Exercise details ::
Copy exactly the run of lines that begins at the line with "What text is on this page?" and ends at the final line of the entries.

Input ::
--- start ---

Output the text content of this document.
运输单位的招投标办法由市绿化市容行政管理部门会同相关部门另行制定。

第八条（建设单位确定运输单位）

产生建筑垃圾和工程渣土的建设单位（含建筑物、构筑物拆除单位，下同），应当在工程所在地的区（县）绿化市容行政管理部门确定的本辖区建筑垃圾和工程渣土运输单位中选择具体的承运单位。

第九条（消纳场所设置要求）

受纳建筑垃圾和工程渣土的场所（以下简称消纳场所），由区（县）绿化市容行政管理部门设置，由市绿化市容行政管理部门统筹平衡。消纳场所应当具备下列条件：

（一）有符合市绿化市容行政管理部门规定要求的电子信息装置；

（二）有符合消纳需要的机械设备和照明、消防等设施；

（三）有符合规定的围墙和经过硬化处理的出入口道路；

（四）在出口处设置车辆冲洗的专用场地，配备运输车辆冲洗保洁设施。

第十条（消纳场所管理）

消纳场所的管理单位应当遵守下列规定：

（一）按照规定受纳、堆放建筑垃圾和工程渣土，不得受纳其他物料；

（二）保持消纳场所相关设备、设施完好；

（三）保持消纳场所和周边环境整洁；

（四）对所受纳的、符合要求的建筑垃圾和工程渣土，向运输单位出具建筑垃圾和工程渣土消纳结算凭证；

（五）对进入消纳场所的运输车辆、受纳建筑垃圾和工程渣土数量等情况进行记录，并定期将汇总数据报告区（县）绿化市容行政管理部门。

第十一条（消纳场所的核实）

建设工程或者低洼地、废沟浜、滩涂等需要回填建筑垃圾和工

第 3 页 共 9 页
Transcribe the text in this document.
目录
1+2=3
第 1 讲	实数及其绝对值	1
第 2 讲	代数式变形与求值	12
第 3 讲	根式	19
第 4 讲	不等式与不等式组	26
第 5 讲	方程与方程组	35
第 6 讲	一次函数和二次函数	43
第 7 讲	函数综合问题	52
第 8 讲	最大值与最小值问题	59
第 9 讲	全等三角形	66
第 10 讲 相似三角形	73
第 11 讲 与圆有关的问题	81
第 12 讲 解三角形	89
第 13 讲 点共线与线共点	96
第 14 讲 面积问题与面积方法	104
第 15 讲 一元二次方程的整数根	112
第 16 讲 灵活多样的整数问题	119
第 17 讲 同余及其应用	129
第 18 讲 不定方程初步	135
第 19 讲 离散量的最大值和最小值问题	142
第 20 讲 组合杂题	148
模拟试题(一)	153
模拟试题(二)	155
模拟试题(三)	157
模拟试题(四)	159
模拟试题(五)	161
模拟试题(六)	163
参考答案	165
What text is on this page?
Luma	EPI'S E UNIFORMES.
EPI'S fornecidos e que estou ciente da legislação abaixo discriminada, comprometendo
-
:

--- end ---

Answer ::
What text is on this page?
Luma	EPI'S E UNIFORMES.
EPI'S fornecidos e que estou ciente da legislação abaixo discriminada, comprometendo
-
:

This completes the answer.